→ Goal
Write out all of the entries exactly, please.

→ Figure content listings
## Begin

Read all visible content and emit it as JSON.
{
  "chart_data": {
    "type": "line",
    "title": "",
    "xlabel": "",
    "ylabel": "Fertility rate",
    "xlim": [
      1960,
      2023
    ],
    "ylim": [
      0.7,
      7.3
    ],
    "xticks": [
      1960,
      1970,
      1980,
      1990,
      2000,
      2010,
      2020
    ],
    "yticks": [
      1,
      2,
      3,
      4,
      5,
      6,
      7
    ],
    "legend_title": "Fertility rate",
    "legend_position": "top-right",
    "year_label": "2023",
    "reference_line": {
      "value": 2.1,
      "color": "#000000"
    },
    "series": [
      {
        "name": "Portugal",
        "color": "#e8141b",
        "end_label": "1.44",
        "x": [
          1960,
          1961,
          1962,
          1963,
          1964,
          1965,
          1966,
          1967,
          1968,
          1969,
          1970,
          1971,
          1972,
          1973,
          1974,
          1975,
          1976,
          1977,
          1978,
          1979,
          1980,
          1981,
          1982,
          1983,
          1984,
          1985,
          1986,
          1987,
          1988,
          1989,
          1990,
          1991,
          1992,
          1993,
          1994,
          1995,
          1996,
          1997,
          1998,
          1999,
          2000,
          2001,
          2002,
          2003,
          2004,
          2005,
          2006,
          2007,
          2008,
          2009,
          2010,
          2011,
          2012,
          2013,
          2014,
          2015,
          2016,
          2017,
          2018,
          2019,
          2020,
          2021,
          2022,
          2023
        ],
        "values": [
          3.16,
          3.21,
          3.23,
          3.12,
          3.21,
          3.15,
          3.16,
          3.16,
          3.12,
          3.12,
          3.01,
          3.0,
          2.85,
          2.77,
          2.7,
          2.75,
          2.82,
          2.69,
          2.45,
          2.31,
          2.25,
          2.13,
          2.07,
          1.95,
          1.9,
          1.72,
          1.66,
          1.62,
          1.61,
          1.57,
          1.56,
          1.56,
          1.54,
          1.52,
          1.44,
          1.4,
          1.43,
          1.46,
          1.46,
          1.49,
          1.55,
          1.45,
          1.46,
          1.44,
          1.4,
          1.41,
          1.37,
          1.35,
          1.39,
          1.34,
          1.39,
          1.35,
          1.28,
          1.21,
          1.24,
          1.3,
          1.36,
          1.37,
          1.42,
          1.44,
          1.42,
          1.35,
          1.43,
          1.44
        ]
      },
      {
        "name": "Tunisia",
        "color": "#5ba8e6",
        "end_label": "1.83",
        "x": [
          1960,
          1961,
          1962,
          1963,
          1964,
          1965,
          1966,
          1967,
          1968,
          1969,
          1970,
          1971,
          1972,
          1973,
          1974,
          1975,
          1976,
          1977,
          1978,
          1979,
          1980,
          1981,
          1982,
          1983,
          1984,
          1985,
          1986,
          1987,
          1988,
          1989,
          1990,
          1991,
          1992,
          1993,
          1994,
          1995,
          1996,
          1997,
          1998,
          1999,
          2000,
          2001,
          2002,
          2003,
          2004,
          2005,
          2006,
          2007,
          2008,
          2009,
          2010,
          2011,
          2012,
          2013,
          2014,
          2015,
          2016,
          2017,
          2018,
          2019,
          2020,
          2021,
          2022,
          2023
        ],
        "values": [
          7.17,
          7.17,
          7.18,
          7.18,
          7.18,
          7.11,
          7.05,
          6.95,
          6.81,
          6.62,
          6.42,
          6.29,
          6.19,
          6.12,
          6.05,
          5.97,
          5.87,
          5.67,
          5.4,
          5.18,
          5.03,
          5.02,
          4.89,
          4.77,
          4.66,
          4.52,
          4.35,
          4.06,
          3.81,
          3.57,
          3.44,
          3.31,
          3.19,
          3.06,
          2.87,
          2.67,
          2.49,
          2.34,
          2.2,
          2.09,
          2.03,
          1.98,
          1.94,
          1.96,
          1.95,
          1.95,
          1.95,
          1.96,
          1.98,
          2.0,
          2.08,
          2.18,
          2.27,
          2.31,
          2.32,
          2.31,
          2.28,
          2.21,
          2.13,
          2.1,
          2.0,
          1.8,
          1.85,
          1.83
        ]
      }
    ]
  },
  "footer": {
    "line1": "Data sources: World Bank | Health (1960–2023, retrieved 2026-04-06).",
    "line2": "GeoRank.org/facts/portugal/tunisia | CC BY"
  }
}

## End

→ Result
Read all visible content and emit it as JSON.
{
  "chart_data": {
    "type": "line",
    "title": "",
    "xlabel": "",
    "ylabel": "Fertility rate",
    "xlim": [
      1960,
      2023
    ],
    "ylim": [
      0.7,
      7.3
    ],
    "xticks": [
      1960,
      1970,
      1980,
      1990,
      2000,
      2010,
      2020
    ],
    "yticks": [
      1,
      2,
      3,
      4,
      5,
      6,
      7
    ],
    "legend_title": "Fertility rate",
    "legend_position": "top-right",
    "year_label": "2023",
    "reference_line": {
      "value": 2.1,
      "color": "#000000"
    },
    "series": [
      {
        "name": "Portugal",
        "color": "#e8141b",
        "end_label": "1.44",
        "x": [
          1960,
          1961,
          1962,
          1963,
          1964,
          1965,
          1966,
          1967,
          1968,
          1969,
          1970,
          1971,
          1972,
          1973,
          1974,
          1975,
          1976,
          1977,
          1978,
          1979,
          1980,
          1981,
          1982,
          1983,
          1984,
          1985,
          1986,
          1987,
          1988,
          1989,
          1990,
          1991,
          1992,
          1993,
          1994,
          1995,
          1996,
          1997,
          1998,
          1999,
          2000,
          2001,
          2002,
          2003,
          2004,
          2005,
          2006,
          2007,
          2008,
          2009,
          2010,
          2011,
          2012,
          2013,
          2014,
          2015,
          2016,
          2017,
          2018,
          2019,
          2020,
          2021,
          2022,
          2023
        ],
        "values": [
          3.16,
          3.21,
          3.23,
          3.12,
          3.21,
          3.15,
          3.16,
          3.16,
          3.12,
          3.12,
          3.01,
          3.0,
          2.85,
          2.77,
          2.7,
          2.75,
          2.82,
          2.69,
          2.45,
          2.31,
          2.25,
          2.13,
          2.07,
          1.95,
          1.9,
          1.72,
          1.66,
          1.62,
          1.61,
          1.57,
          1.56,
          1.56,
          1.54,
          1.52,
          1.44,
          1.4,
          1.43,
          1.46,
          1.46,
          1.49,
          1.55,
          1.45,
          1.46,
          1.44,
          1.4,
          1.41,
          1.37,
          1.35,
          1.39,
          1.34,
          1.39,
          1.35,
          1.28,
          1.21,
          1.24,
          1.3,
          1.36,
          1.37,
          1.42,
          1.44,
          1.42,
          1.35,
          1.43,
          1.44
        ]
      },
      {
        "name": "Tunisia",
        "color": "#5ba8e6",
        "end_label": "1.83",
        "x": [
          1960,
          1961,
          1962,
          1963,
          1964,
          1965,
          1966,
          1967,
          1968,
          1969,
          1970,
          1971,
          1972,
          1973,
          1974,
          1975,
          1976,
          1977,
          1978,
          1979,
          1980,
          1981,
          1982,
          1983,
          1984,
          1985,
          1986,
          1987,
          1988,
          1989,
          1990,
          1991,
          1992,
          1993,
          1994,
          1995,
          1996,
          1997,
          1998,
          1999,
          2000,
          2001,
          2002,
          2003,
          2004,
          2005,
          2006,
          2007,
          2008,
          2009,
          2010,
          2011,
          2012,
          2013,
          2014,
          2015,
          2016,
          2017,
          2018,
          2019,
          2020,
          2021,
          2022,
          2023
        ],
        "values": [
          7.17,
          7.17,
          7.18,
          7.18,
          7.18,
          7.11,
          7.05,
          6.95,
          6.81,
          6.62,
          6.42,
          6.29,
          6.19,
          6.12,
          6.05,
          5.97,
          5.87,
          5.67,
          5.4,
          5.18,
          5.03,
          5.02,
          4.89,
          4.77,
          4.66,
          4.52,
          4.35,
          4.06,
          3.81,
          3.57,
          3.44,
          3.31,
          3.19,
          3.06,
          2.87,
          2.67,
          2.49,
          2.34,
          2.2,
          2.09,
          2.03,
          1.98,
          1.94,
          1.96,
          1.95,
          1.95,
          1.95,
          1.96,
          1.98,
          2.0,
          2.08,
          2.18,
          2.27,
          2.31,
          2.32,
          2.31,
          2.28,
          2.21,
          2.13,
          2.1,
          2.0,
          1.8,
          1.85,
          1.83
        ]
      }
    ]
  },
  "footer": {
    "line1": "Data sources: World Bank | Health (1960–2023, retrieved 2026-04-06).",
    "line2": "GeoRank.org/facts/portugal/tunisia | CC BY"
  }
}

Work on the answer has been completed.